Passage shown
####################
In [4]:
import collections
import math
import os
import errno
import random
import zipfile
import numpy as np
from six.moves import urllib
from six.moves import xrange
import tensorflow as tf

## Data

In [5]:
data_dir = "word2vec_data/words/"

In [6]:
data_url = "http://mattmahoney.net/dc/text8.zip"

In [7]:
def fetch_data(url = data_url, words_data = data_dir):
    os.makedirs(words_data, exist_ok=True)
    
    zip_path = os.path.join(words_data, "words.zip")
    
    if not os.path.exists(zip_path):
        urllib.request.urlretrieve(url, zip_path)
    
    with zipfile.ZipFile(zip_path) as f:
        data = f.read(f.namelist()[0])
        
    return data.decode("ascii").split()

In [8]:
words = fetch_data()

In [9]:
len(words)

17005207

In [10]:
words[10000:10020]

['reciprocity',
 'qualitative',
 'impairments',
 'in',
 'communication',
 'as',
 'manifested',
 'by',
 'at',
 'least',
 'one',
 'of',
 'the',
 'following',
 'delay',
 'in',
 'or',
 'total',
 'lack',
 'of']

In [11]:
for w in words[10000:10020]:
    print(w, end=" ")

reciprocity qualitative impairments in communication as manifested by at least one of the following delay in or total lack of 

## Build Word Counts

In [12]:
from collections import Counter

In [14]:
#mylist = ["one", "two", "two", "four"]

In [15]:
#Counter(mylist)

Counter({'one': 1, 'two': 2, 'four': 1})

In [18]:
#Counter(mylist).most_common(1)

[('two', 2)]

# Create Vocab

In [30]:
def create_counts(vocab_size = 50000):
    vocab = [] + Counter(words).most_common(vocab_size)
    
    vocab = np.array([word for word, _ in vocab])
    
    dictionary = {word: code for code, word in enumerate(vocab)}

    data = np.array([dictionary.get(word,0) for word in words])
    return data, vocab

In [31]:
data, vocabulary = create_counts()

In [32]:
data[0]

5233

In [33]:
words[0]

'anarchism'

## Batch Function

In [None]:
def generate_batch(batch_size, num_skips, skip_window):
    global data_index
    assert batch_size % num_skips == 0
    assert num_skips <= 2 * skip_window
    batch = np.ndarray(shape=(batch_size), dtype=np.int32)
    labels = np.ndarray(shape=(batch_size, 1), dtype=np.int32)
    span = 2 * skip_window + 1  # [ skip_window target skip_window ]
    buffer = collections.deque(maxlen=span)
    if data_index + span > len(data):
        data_index = 0
    buffer.extend(data[data_index:data_index + span])
    data_index += span
    for i in range(batch_size // num_skips):
        target = skip_window  # target label at the center of the buffer
        targets_to_avoid = [skip_window]
        for j in range(num_skips):
            while target in targets_to_avoid:
                target = random.randint(0, span - 1)
####################
Data block
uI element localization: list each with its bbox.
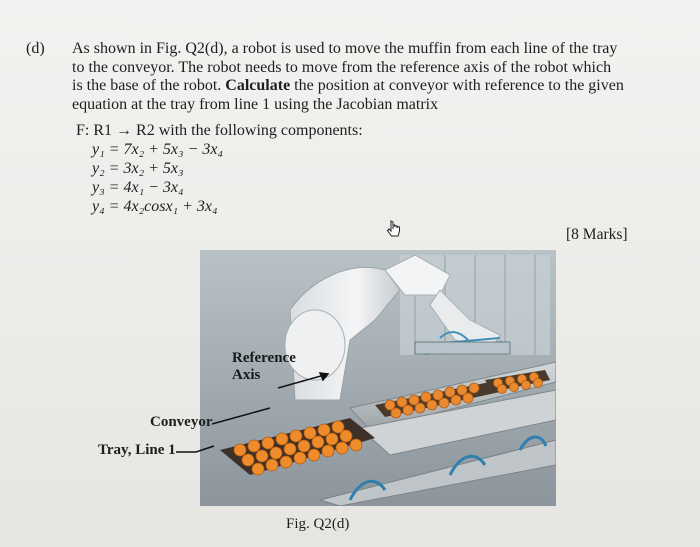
####################
Task prompt
Reproduce verbatim the stretch of the word2vec notebook above from "span = 2 * skip_window" through "random.randint(0, span - 1)".

The completed task
span = 2 * skip_window + 1  # [ skip_window target skip_window ]
    buffer = collections.deque(maxlen=span)
    if data_index + span > len(data):
        data_index = 0
    buffer.extend(data[data_index:data_index + span])
    data_index += span
    for i in range(batch_size // num_skips):
        target = skip_window  # target label at the center of the buffer
        targets_to_avoid = [skip_window]
        for j in range(num_skips):
            while target in targets_to_avoid:
                target = random.randint(0, span - 1)